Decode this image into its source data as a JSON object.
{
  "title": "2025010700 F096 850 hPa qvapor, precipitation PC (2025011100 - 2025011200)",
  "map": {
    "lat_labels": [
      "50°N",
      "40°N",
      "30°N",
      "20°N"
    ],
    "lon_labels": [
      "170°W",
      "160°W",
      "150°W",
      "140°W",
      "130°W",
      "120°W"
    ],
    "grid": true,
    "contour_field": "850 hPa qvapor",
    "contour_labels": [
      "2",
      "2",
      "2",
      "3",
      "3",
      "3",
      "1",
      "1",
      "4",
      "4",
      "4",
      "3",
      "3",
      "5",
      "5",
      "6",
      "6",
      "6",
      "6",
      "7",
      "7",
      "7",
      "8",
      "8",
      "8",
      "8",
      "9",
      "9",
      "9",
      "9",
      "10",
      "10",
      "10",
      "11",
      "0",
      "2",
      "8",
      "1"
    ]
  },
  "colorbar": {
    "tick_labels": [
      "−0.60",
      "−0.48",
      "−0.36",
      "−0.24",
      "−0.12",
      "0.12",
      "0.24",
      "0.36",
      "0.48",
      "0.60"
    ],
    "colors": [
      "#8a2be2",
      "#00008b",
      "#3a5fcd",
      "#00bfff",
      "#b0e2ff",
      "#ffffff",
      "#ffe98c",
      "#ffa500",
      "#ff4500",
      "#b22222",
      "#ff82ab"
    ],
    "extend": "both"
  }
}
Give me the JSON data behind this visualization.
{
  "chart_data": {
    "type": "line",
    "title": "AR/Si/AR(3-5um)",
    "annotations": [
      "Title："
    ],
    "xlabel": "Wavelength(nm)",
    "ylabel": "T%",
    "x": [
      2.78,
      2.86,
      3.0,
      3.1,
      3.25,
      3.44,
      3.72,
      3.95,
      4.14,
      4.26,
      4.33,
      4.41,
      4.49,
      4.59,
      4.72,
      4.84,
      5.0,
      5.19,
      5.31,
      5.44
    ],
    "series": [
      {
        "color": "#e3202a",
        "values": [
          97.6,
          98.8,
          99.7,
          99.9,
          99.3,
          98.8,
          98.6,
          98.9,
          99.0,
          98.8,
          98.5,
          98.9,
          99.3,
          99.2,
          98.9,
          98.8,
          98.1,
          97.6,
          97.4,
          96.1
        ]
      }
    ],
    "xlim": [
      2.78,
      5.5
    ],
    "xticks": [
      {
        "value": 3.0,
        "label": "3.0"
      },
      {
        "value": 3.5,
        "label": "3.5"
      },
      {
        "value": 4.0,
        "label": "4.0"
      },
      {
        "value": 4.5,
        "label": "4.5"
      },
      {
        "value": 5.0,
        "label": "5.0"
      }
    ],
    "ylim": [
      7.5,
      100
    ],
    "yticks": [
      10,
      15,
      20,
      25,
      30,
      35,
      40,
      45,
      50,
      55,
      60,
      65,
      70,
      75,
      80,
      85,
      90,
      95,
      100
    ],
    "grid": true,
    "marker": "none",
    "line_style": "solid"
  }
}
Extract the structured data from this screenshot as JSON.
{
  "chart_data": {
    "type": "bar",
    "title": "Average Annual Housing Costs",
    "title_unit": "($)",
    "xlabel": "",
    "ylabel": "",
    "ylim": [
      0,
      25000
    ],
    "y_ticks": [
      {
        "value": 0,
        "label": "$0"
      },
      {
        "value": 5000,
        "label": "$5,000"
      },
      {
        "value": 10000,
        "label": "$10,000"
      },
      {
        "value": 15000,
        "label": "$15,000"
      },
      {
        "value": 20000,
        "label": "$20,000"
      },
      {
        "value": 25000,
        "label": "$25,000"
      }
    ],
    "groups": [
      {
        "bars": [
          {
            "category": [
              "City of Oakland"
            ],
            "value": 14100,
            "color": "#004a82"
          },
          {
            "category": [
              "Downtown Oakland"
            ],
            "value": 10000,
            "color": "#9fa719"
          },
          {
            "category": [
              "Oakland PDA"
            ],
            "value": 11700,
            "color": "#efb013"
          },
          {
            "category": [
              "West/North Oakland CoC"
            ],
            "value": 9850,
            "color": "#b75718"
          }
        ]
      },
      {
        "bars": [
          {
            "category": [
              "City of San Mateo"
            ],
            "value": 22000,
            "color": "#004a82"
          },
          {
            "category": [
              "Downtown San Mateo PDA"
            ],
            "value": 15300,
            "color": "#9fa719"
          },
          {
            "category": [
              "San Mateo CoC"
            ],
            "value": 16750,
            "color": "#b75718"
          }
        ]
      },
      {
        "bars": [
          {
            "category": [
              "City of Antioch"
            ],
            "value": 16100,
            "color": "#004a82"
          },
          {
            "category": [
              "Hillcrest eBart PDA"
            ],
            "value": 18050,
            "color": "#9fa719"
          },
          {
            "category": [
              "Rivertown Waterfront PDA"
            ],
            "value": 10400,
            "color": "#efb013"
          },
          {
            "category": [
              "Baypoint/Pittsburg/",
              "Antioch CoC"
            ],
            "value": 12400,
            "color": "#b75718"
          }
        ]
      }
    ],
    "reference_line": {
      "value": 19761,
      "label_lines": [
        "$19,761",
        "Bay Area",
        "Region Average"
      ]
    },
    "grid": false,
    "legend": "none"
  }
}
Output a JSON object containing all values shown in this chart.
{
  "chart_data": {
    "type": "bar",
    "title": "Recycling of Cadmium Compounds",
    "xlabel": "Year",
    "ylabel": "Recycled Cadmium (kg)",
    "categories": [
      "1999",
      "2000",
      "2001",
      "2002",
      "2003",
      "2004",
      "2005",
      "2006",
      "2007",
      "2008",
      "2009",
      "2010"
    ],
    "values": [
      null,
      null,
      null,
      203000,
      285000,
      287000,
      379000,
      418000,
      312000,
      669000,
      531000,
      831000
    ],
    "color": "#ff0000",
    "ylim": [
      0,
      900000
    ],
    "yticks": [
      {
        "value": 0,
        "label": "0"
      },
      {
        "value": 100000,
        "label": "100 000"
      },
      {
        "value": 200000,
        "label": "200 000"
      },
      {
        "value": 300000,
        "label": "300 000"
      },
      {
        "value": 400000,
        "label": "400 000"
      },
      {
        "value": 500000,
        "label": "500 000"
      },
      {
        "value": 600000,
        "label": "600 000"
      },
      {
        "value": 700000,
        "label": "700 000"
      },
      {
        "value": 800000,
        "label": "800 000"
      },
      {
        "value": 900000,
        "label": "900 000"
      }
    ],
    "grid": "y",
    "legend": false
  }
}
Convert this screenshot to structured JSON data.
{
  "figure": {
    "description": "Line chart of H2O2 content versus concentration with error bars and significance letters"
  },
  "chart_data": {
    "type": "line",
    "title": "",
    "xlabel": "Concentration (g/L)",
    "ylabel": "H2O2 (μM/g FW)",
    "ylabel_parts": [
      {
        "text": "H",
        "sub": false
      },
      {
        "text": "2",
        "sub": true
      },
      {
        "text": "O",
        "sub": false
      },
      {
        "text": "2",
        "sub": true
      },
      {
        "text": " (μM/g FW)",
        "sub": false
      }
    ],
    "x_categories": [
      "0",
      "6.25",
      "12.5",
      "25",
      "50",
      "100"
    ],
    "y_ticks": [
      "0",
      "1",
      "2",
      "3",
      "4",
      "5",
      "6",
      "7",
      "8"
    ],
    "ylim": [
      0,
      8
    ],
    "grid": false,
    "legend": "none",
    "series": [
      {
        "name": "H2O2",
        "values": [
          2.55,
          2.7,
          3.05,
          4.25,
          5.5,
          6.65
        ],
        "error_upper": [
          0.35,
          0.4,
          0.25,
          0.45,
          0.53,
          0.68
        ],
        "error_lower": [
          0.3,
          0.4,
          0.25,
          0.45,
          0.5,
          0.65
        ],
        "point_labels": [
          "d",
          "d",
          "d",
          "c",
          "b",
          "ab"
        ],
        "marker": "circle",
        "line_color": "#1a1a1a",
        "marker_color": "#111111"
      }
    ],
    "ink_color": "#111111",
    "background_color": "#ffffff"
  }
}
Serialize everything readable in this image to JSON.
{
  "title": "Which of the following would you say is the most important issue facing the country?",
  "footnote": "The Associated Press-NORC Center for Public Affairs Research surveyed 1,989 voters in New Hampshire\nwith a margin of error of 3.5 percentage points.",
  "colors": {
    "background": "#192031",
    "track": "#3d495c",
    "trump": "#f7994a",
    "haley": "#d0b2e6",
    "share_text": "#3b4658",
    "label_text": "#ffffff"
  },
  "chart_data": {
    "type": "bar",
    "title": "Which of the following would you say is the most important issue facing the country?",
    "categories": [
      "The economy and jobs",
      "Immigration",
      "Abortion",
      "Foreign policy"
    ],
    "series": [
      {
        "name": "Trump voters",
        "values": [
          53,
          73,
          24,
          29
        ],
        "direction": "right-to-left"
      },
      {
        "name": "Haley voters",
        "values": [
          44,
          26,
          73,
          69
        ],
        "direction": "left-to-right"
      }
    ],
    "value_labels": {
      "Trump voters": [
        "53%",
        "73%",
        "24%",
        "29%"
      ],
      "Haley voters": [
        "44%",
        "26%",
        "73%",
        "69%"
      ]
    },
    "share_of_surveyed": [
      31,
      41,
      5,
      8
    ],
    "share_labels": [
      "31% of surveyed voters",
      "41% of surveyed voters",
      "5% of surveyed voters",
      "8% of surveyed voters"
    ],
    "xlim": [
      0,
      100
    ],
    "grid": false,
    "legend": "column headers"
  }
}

◆ What is being asked ◆
Copy each line of the data that contains the word "would".

◆ Full response ◆
  "title": "Which of the following would you say is the most important issue facing the country?",
    "title": "Which of the following would you say is the most important issue facing the country?",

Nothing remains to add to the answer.